■ Data entries ■
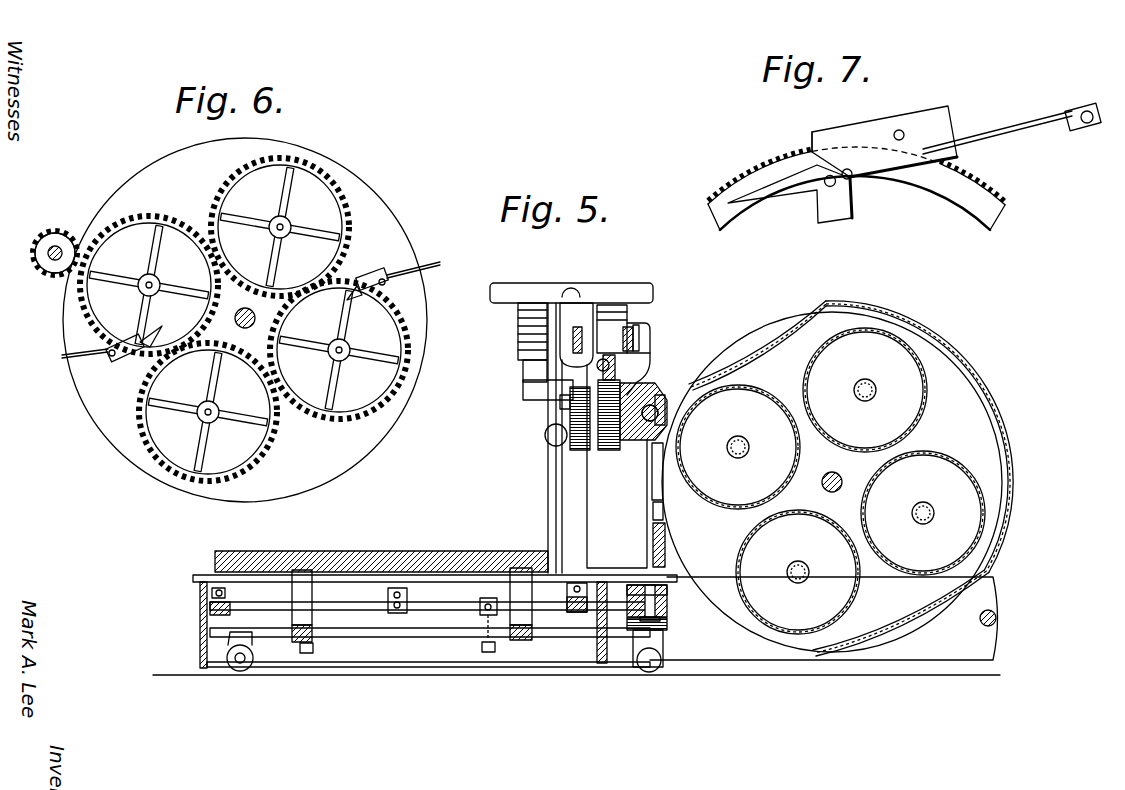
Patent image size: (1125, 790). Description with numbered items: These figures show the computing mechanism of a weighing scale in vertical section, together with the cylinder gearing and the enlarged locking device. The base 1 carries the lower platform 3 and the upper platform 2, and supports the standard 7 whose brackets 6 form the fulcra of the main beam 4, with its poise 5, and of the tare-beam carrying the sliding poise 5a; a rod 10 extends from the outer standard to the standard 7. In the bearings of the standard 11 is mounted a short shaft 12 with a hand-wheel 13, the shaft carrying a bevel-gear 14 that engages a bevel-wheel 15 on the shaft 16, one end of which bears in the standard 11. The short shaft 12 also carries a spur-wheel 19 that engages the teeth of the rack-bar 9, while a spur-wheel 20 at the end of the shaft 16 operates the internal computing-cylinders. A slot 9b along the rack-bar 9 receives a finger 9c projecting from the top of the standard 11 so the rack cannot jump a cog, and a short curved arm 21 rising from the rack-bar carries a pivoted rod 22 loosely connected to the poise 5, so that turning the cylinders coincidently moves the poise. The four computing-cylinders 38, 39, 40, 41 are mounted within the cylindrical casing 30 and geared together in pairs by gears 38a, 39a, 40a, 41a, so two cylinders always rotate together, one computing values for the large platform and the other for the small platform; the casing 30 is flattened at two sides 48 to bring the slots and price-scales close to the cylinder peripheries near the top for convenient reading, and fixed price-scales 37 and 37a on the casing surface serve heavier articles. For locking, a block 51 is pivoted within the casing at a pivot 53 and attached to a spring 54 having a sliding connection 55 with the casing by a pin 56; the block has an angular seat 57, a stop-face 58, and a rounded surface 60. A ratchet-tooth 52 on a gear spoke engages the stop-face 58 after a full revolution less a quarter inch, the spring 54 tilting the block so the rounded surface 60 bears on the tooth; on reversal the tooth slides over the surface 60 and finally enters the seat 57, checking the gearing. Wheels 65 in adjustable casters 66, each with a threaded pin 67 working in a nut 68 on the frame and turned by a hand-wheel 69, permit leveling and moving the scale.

In FIG. 5, the base 1 is at (200, 618).
In FIG. 5, the upper platform 2 is at (545, 283).
In FIG. 5, the lower platform 3 is at (360, 551).
In FIG. 5, the main beam 4 is at (651, 343).
In FIG. 5, the poise 5 is at (540, 338).
In FIG. 5, the poise 5a is at (576, 335).
In FIG. 5, the brackets 6 is at (615, 303).
In FIG. 5, the standard 7 is at (547, 479).
In FIG. 5, the rack-bar 9 is at (545, 390).
In FIG. 5, the slot 9b is at (548, 410).
In FIG. 5, the finger 9c is at (628, 378).
In FIG. 5, the rod 10 is at (615, 329).
In FIG. 5, the standard 11 is at (617, 466).
In FIG. 5, the short shaft 12 is at (580, 452).
In FIG. 5, the hand-wheel 13 is at (545, 436).
In FIG. 5, the bevel-gear 14 is at (640, 445).
In FIG. 5, the bevel-wheel 15 is at (660, 405).
In FIG. 6, the shaft 16 is at (52, 258).
In FIG. 5, the shaft 16 is at (656, 395).
In FIG. 5, the spur-wheel 19 is at (609, 452).
In FIG. 6, the spur-wheel 20 is at (60, 237).
In FIG. 5, the curved arm 21 is at (652, 340).
In FIG. 5, the rod 22 is at (642, 320).
In FIG. 6, the cylindrical casing 30 is at (392, 222).
In FIG. 5, the cylindrical casing 30 is at (1002, 446).
In FIG. 5, the fixed price-scale 37 is at (667, 455).
In FIG. 5, the fixed price-scale 37a is at (666, 516).
In FIG. 5, the computing-cylinder 38 is at (738, 447).
In FIG. 6, the gear 38a is at (148, 284).
In FIG. 5, the computing-cylinder 39 is at (865, 390).
In FIG. 6, the gear 39a is at (279, 226).
In FIG. 5, the computing-cylinder 40 is at (923, 513).
In FIG. 6, the disc gear 40a is at (338, 349).
In FIG. 5, the computing-cylinder 41 is at (798, 572).
In FIG. 6, the disc gear 41a is at (207, 411).
In FIG. 5, the flattened sides 48 is at (851, 478).
In FIG. 6, the block 51 is at (122, 356).
In FIG. 7, the block 51 is at (884, 141).
In FIG. 6, the ratchet-tooth 52 is at (260, 316).
In FIG. 7, the ratchet-tooth 52 is at (818, 194).
In FIG. 6, the pivot 53 is at (110, 357).
In FIG. 7, the pivot 53 is at (900, 130).
In FIG. 6, the spring 54 is at (243, 305).
In FIG. 7, the spring 54 is at (997, 128).
In FIG. 7, the sliding connection 55 is at (1080, 108).
In FIG. 7, the pin 56 is at (1087, 124).
In FIG. 5, the pin 56 is at (488, 632).
In FIG. 7, the angular seat 57 is at (852, 180).
In FIG. 7, the stop-face 58 is at (812, 142).
In FIG. 7, the rounded surface 60 is at (772, 178).
In FIG. 5, the wheels 65 is at (238, 672).
In FIG. 5, the casters 66 is at (212, 635).
In FIG. 5, the threaded pin 67 is at (668, 604).
In FIG. 5, the nut 68 is at (627, 600).
In FIG. 5, the hand-wheel 69 is at (632, 620).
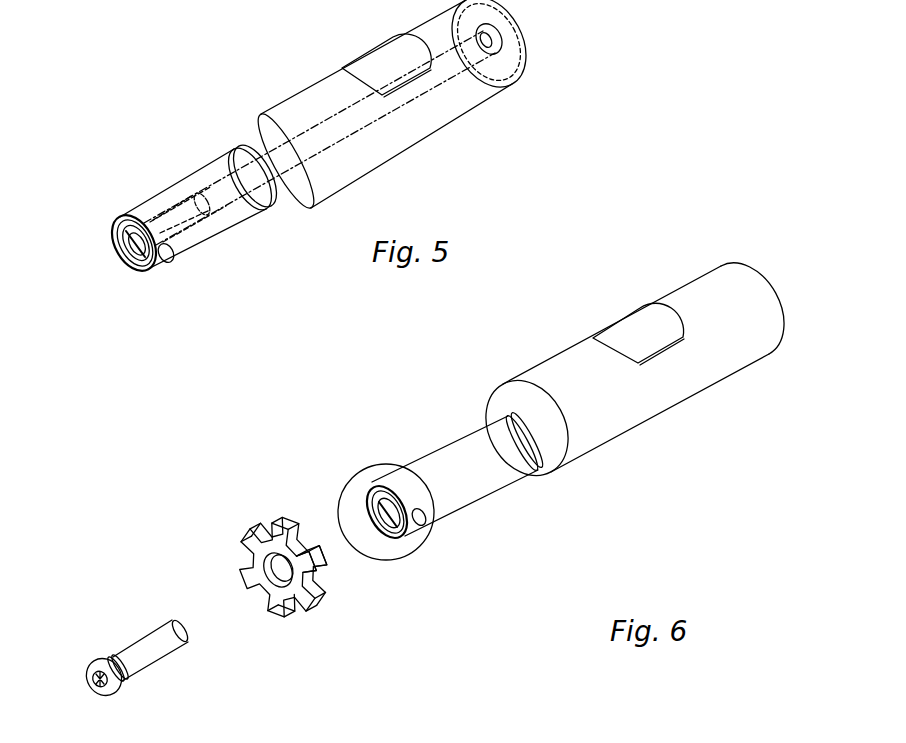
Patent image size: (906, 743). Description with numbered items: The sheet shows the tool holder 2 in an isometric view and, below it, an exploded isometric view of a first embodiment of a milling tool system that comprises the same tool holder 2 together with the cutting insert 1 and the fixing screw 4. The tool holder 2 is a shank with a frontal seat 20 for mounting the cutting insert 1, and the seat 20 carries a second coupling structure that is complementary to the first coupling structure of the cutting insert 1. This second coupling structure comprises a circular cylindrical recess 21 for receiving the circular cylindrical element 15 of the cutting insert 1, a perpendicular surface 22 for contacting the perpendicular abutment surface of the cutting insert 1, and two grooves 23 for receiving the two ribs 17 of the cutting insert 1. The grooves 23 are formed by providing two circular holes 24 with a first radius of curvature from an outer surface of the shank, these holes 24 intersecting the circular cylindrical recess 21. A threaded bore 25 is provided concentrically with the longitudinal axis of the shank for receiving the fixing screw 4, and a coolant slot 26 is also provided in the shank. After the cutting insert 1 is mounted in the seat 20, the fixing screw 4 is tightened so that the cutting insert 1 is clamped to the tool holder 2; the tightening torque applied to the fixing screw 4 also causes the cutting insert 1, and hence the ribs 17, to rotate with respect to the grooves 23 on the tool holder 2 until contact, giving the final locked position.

In FIG. 6, the cutting insert 1 is at (220, 508).
In FIG. 5, the tool holder 2 is at (172, 108).
In FIG. 6, the tool holder 2 is at (430, 400).
In FIG. 6, the fixing screw 4 is at (92, 608).
In FIG. 6, the circular cylindrical element 15 is at (318, 545).
In FIG. 6, the ribs 17 is at (333, 562).
In FIG. 5, the seat 20 is at (100, 274).
In FIG. 6, the seat 20 is at (421, 549).
In FIG. 5, the circular cylindrical recess 21 is at (134, 264).
In FIG. 6, the circular cylindrical recess 21 is at (386, 540).
In FIG. 5, the perpendicular surface 22 is at (147, 272).
In FIG. 6, the perpendicular surface 22 is at (398, 535).
In FIG. 5, the grooves 23 is at (120, 238).
In FIG. 6, the grooves 23 is at (372, 508).
In FIG. 5, the circular holes 24 is at (186, 270).
In FIG. 6, the circular holes 24 is at (450, 528).
In FIG. 5, the threaded bore 25 is at (160, 203).
In FIG. 5, the coolant slot 26 is at (204, 233).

■ Exercise brief ■
Retype the lines of the data above exactly, from the line containing "Patent image size: (906, 743)." through the line containing "In FIG. 6, the ribs 17 is at (333, 562).", with both of those lines included.

■ Result ■
Patent image size: (906, 743). Description with numbered items: The sheet shows the tool holder 2 in an isometric view and, below it, an exploded isometric view of a first embodiment of a milling tool system that comprises the same tool holder 2 together with the cutting insert 1 and the fixing screw 4. The tool holder 2 is a shank with a frontal seat 20 for mounting the cutting insert 1, and the seat 20 carries a second coupling structure that is complementary to the first coupling structure of the cutting insert 1. This second coupling structure comprises a circular cylindrical recess 21 for receiving the circular cylindrical element 15 of the cutting insert 1, a perpendicular surface 22 for contacting the perpendicular abutment surface of the cutting insert 1, and two grooves 23 for receiving the two ribs 17 of the cutting insert 1. The grooves 23 are formed by providing two circular holes 24 with a first radius of curvature from an outer surface of the shank, these holes 24 intersecting the circular cylindrical recess 21. A threaded bore 25 is provided concentrically with the longitudinal axis of the shank for receiving the fixing screw 4, and a coolant slot 26 is also provided in the shank. After the cutting insert 1 is mounted in the seat 20, the fixing screw 4 is tightened so that the cutting insert 1 is clamped to the tool holder 2; the tightening torque applied to the fixing screw 4 also causes the cutting insert 1, and hence the ribs 17, to rotate with respect to the grooves 23 on the tool holder 2 until contact, giving the final locked position.

In FIG. 6, the cutting insert 1 is at (220, 508).
In FIG. 5, the tool holder 2 is at (172, 108).
In FIG. 6, the tool holder 2 is at (430, 400).
In FIG. 6, the fixing screw 4 is at (92, 608).
In FIG. 6, the circular cylindrical element 15 is at (318, 545).
In FIG. 6, the ribs 17 is at (333, 562).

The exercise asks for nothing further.